▶ [Work instructions]
Go through the entries one line at a time, and gather every line that has the word "SPDR".

▶ [Entries with figure data]
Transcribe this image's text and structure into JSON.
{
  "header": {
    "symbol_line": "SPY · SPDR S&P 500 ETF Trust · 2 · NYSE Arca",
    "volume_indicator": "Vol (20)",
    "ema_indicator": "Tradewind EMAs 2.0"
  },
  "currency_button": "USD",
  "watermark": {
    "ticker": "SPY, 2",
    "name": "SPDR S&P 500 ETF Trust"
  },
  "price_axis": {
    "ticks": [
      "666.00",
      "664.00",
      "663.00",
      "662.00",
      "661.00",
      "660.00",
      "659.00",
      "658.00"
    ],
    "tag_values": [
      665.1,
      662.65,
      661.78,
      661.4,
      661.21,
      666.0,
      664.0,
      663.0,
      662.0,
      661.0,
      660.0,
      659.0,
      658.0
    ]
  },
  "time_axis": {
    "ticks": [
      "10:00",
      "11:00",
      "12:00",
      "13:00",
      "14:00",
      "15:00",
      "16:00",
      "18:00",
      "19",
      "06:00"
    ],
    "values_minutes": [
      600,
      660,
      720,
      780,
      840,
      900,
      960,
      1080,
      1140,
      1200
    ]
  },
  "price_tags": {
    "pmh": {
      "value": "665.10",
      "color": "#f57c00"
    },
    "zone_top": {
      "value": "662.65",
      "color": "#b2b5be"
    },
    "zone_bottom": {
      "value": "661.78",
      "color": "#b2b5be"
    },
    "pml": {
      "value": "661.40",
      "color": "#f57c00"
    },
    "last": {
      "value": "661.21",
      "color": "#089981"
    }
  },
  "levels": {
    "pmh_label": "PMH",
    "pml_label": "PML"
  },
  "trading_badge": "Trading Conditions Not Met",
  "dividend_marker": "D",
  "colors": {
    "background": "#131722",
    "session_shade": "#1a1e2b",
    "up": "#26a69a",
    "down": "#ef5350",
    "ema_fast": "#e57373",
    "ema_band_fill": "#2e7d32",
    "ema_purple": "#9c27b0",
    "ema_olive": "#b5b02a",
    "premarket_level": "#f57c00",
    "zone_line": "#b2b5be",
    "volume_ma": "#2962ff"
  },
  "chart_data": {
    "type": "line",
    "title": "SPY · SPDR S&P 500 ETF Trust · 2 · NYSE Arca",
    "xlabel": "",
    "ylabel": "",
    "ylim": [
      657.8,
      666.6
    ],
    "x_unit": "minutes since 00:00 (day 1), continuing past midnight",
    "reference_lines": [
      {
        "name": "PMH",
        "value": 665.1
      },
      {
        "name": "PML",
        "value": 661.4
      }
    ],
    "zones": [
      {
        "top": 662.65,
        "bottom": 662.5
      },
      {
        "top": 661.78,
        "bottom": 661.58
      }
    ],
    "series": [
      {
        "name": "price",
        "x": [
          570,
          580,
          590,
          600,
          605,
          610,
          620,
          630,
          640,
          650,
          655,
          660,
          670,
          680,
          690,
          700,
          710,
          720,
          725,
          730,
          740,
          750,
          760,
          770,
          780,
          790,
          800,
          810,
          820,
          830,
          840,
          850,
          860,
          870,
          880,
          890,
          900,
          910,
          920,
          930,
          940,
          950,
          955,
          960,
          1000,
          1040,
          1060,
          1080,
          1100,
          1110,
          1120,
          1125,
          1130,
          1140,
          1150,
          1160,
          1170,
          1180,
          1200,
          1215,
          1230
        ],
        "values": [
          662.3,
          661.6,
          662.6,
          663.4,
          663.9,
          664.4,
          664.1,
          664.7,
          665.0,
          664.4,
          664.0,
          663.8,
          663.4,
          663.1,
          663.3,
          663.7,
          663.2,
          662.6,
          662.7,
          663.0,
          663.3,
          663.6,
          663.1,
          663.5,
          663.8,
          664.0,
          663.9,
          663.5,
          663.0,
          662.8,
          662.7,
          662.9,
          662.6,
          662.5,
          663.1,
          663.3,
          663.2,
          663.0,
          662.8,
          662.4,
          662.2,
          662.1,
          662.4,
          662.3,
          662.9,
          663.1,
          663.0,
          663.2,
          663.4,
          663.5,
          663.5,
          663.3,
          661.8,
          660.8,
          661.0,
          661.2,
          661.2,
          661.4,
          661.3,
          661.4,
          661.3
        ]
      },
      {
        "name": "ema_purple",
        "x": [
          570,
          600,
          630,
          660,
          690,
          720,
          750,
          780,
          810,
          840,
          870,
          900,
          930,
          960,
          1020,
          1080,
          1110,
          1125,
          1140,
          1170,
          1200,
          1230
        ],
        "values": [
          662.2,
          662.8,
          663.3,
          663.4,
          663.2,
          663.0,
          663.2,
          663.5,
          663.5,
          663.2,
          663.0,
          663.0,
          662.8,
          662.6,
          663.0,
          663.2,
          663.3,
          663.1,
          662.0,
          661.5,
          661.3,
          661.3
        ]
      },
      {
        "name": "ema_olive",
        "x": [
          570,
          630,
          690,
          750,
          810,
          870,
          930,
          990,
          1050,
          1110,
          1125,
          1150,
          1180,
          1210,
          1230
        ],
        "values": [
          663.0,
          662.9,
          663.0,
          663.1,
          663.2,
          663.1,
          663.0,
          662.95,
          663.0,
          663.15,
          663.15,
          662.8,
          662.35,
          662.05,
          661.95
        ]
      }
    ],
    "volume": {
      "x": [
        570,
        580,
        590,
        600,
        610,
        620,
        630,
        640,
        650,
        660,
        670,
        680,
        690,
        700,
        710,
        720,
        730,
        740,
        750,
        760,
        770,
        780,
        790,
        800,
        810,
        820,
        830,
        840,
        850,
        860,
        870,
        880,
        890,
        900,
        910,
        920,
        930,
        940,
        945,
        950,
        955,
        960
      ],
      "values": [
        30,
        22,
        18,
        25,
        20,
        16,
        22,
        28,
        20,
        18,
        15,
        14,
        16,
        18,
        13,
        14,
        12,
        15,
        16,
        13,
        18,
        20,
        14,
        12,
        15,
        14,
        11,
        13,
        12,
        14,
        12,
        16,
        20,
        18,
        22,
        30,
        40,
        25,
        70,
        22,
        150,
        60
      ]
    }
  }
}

▶ [Solution for this problem]
    "symbol_line": "SPY · SPDR S&P 500 ETF Trust · 2 · NYSE Arca",
    "name": "SPDR S&P 500 ETF Trust"
    "title": "SPY · SPDR S&P 500 ETF Trust · 2 · NYSE Arca",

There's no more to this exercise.